◆ SUPPLIED MATERIAL ◆
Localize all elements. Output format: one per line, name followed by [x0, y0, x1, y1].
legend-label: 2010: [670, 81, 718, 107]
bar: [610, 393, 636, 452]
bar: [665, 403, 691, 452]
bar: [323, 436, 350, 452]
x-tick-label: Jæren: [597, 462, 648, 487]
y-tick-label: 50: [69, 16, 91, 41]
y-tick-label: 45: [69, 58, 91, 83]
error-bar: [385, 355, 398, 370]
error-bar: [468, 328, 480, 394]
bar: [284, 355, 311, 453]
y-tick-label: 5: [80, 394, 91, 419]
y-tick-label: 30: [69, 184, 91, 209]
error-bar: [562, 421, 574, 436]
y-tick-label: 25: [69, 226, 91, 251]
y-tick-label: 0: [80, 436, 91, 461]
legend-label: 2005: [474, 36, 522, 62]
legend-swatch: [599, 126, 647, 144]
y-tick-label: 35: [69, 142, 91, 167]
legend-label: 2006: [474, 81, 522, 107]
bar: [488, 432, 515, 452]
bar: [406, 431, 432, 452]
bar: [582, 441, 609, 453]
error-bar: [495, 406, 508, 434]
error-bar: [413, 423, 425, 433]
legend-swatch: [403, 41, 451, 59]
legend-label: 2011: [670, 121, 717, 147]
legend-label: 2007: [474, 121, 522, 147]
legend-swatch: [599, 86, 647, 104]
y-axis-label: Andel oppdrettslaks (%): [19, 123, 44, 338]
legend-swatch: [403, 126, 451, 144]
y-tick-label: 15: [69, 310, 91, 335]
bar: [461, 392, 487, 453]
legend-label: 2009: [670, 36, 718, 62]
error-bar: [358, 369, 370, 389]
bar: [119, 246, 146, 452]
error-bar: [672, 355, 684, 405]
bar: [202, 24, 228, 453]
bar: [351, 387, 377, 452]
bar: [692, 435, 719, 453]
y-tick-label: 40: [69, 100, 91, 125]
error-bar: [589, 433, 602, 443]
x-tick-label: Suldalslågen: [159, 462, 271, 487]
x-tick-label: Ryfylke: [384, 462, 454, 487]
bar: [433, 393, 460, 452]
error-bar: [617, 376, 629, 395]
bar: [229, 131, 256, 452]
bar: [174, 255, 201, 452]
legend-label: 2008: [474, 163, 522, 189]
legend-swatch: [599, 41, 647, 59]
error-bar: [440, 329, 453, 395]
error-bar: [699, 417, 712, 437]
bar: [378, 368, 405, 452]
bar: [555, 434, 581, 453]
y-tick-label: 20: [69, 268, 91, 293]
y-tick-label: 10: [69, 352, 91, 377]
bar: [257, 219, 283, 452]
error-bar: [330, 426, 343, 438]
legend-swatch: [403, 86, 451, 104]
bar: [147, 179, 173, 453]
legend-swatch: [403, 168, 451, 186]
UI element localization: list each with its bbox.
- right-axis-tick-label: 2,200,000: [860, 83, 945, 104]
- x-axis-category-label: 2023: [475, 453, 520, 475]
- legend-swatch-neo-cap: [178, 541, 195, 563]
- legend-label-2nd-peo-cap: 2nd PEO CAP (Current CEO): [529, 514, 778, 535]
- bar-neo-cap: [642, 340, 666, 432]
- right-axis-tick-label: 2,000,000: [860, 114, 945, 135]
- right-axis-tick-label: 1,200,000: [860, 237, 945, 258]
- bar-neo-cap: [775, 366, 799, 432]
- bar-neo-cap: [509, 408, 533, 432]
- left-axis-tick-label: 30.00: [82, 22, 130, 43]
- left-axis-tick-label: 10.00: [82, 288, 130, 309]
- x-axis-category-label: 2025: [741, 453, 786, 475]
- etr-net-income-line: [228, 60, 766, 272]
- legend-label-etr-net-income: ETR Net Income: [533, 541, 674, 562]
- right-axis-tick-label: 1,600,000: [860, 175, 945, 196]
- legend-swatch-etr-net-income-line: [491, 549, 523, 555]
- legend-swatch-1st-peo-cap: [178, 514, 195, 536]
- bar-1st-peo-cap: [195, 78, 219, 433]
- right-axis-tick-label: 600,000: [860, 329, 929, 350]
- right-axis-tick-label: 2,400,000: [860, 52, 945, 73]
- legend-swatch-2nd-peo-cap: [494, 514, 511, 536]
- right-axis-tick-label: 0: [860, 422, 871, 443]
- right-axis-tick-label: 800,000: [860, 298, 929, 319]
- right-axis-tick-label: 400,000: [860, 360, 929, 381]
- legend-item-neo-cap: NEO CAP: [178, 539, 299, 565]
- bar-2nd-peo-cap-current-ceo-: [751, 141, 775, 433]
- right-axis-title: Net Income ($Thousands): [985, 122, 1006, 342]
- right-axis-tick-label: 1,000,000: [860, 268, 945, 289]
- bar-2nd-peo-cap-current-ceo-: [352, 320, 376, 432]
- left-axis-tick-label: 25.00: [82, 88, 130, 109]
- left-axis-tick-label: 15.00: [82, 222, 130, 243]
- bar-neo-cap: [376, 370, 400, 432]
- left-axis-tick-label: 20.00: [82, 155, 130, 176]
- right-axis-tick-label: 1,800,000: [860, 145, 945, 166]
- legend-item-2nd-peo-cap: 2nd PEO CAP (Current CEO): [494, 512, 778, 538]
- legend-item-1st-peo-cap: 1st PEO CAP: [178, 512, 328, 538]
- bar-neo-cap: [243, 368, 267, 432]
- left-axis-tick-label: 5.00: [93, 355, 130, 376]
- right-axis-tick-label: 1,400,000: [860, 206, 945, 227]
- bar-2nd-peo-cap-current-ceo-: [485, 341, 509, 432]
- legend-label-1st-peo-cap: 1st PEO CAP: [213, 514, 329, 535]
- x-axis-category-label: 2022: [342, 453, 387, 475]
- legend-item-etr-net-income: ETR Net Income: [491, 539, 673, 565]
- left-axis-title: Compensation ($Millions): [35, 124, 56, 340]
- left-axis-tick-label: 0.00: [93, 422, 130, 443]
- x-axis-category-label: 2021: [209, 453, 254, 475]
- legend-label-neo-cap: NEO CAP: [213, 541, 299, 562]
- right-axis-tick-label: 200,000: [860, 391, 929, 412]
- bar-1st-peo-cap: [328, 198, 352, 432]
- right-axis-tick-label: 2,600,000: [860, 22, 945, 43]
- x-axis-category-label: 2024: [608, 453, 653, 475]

◆ TASK PROMPT ◆
Reproduce all of the lines above with every "error-bar" changed to "whisker" and nothing else altered.

◆ EXPECTED ANSWER ◆
Localize all elements. Output format: one per line, name followed by [x0, y0, x1, y1].
legend-label: 2010: [670, 81, 718, 107]
bar: [610, 393, 636, 452]
bar: [665, 403, 691, 452]
bar: [323, 436, 350, 452]
x-tick-label: Jæren: [597, 462, 648, 487]
y-tick-label: 50: [69, 16, 91, 41]
y-tick-label: 45: [69, 58, 91, 83]
whisker: [385, 355, 398, 370]
whisker: [468, 328, 480, 394]
bar: [284, 355, 311, 453]
y-tick-label: 5: [80, 394, 91, 419]
y-tick-label: 30: [69, 184, 91, 209]
whisker: [562, 421, 574, 436]
y-tick-label: 25: [69, 226, 91, 251]
y-tick-label: 0: [80, 436, 91, 461]
legend-label: 2005: [474, 36, 522, 62]
legend-swatch: [599, 126, 647, 144]
y-tick-label: 35: [69, 142, 91, 167]
legend-label: 2006: [474, 81, 522, 107]
bar: [488, 432, 515, 452]
bar: [406, 431, 432, 452]
bar: [582, 441, 609, 453]
whisker: [495, 406, 508, 434]
whisker: [413, 423, 425, 433]
legend-swatch: [403, 41, 451, 59]
legend-label: 2011: [670, 121, 717, 147]
legend-label: 2007: [474, 121, 522, 147]
legend-swatch: [599, 86, 647, 104]
y-axis-label: Andel oppdrettslaks (%): [19, 123, 44, 338]
legend-swatch: [403, 126, 451, 144]
y-tick-label: 15: [69, 310, 91, 335]
bar: [461, 392, 487, 453]
legend-label: 2009: [670, 36, 718, 62]
whisker: [358, 369, 370, 389]
bar: [119, 246, 146, 452]
whisker: [672, 355, 684, 405]
bar: [202, 24, 228, 453]
bar: [351, 387, 377, 452]
bar: [692, 435, 719, 453]
y-tick-label: 40: [69, 100, 91, 125]
whisker: [589, 433, 602, 443]
x-tick-label: Suldalslågen: [159, 462, 271, 487]
x-tick-label: Ryfylke: [384, 462, 454, 487]
bar: [433, 393, 460, 452]
whisker: [617, 376, 629, 395]
bar: [229, 131, 256, 452]
bar: [174, 255, 201, 452]
legend-label: 2008: [474, 163, 522, 189]
legend-swatch: [599, 41, 647, 59]
whisker: [440, 329, 453, 395]
whisker: [699, 417, 712, 437]
bar: [378, 368, 405, 452]
bar: [555, 434, 581, 453]
y-tick-label: 20: [69, 268, 91, 293]
y-tick-label: 10: [69, 352, 91, 377]
bar: [257, 219, 283, 452]
whisker: [330, 426, 343, 438]
legend-swatch: [403, 86, 451, 104]
bar: [147, 179, 173, 453]
legend-swatch: [403, 168, 451, 186]
UI element localization: list each with its bbox.
- right-axis-tick-label: 2,200,000: [860, 83, 945, 104]
- x-axis-category-label: 2023: [475, 453, 520, 475]
- legend-swatch-neo-cap: [178, 541, 195, 563]
- legend-label-2nd-peo-cap: 2nd PEO CAP (Current CEO): [529, 514, 778, 535]
- bar-neo-cap: [642, 340, 666, 432]
- right-axis-tick-label: 2,000,000: [860, 114, 945, 135]
- right-axis-tick-label: 1,200,000: [860, 237, 945, 258]
- bar-neo-cap: [775, 366, 799, 432]
- bar-neo-cap: [509, 408, 533, 432]
- left-axis-tick-label: 30.00: [82, 22, 130, 43]
- left-axis-tick-label: 10.00: [82, 288, 130, 309]
- x-axis-category-label: 2025: [741, 453, 786, 475]
- etr-net-income-line: [228, 60, 766, 272]
- legend-label-etr-net-income: ETR Net Income: [533, 541, 674, 562]
- right-axis-tick-label: 1,600,000: [860, 175, 945, 196]
- legend-swatch-etr-net-income-line: [491, 549, 523, 555]
- legend-swatch-1st-peo-cap: [178, 514, 195, 536]
- bar-1st-peo-cap: [195, 78, 219, 433]
- right-axis-tick-label: 600,000: [860, 329, 929, 350]
- right-axis-tick-label: 2,400,000: [860, 52, 945, 73]
- legend-swatch-2nd-peo-cap: [494, 514, 511, 536]
- right-axis-tick-label: 0: [860, 422, 871, 443]
- right-axis-tick-label: 800,000: [860, 298, 929, 319]
- right-axis-tick-label: 400,000: [860, 360, 929, 381]
- legend-item-neo-cap: NEO CAP: [178, 539, 299, 565]
- bar-2nd-peo-cap-current-ceo-: [751, 141, 775, 433]
- right-axis-title: Net Income ($Thousands): [985, 122, 1006, 342]
- right-axis-tick-label: 1,000,000: [860, 268, 945, 289]
- bar-2nd-peo-cap-current-ceo-: [352, 320, 376, 432]
- left-axis-tick-label: 25.00: [82, 88, 130, 109]
- left-axis-tick-label: 15.00: [82, 222, 130, 243]
- bar-neo-cap: [376, 370, 400, 432]
- left-axis-tick-label: 20.00: [82, 155, 130, 176]
- right-axis-tick-label: 1,800,000: [860, 145, 945, 166]
- legend-item-2nd-peo-cap: 2nd PEO CAP (Current CEO): [494, 512, 778, 538]
- legend-item-1st-peo-cap: 1st PEO CAP: [178, 512, 328, 538]
- bar-neo-cap: [243, 368, 267, 432]
- left-axis-tick-label: 5.00: [93, 355, 130, 376]
- right-axis-tick-label: 1,400,000: [860, 206, 945, 227]
- bar-2nd-peo-cap-current-ceo-: [485, 341, 509, 432]
- legend-label-1st-peo-cap: 1st PEO CAP: [213, 514, 329, 535]
- x-axis-category-label: 2022: [342, 453, 387, 475]
- legend-item-etr-net-income: ETR Net Income: [491, 539, 673, 565]
- left-axis-title: Compensation ($Millions): [35, 124, 56, 340]
- left-axis-tick-label: 0.00: [93, 422, 130, 443]
- x-axis-category-label: 2021: [209, 453, 254, 475]
- legend-label-neo-cap: NEO CAP: [213, 541, 299, 562]
- right-axis-tick-label: 200,000: [860, 391, 929, 412]
- bar-1st-peo-cap: [328, 198, 352, 432]
- right-axis-tick-label: 2,600,000: [860, 22, 945, 43]
- x-axis-category-label: 2024: [608, 453, 653, 475]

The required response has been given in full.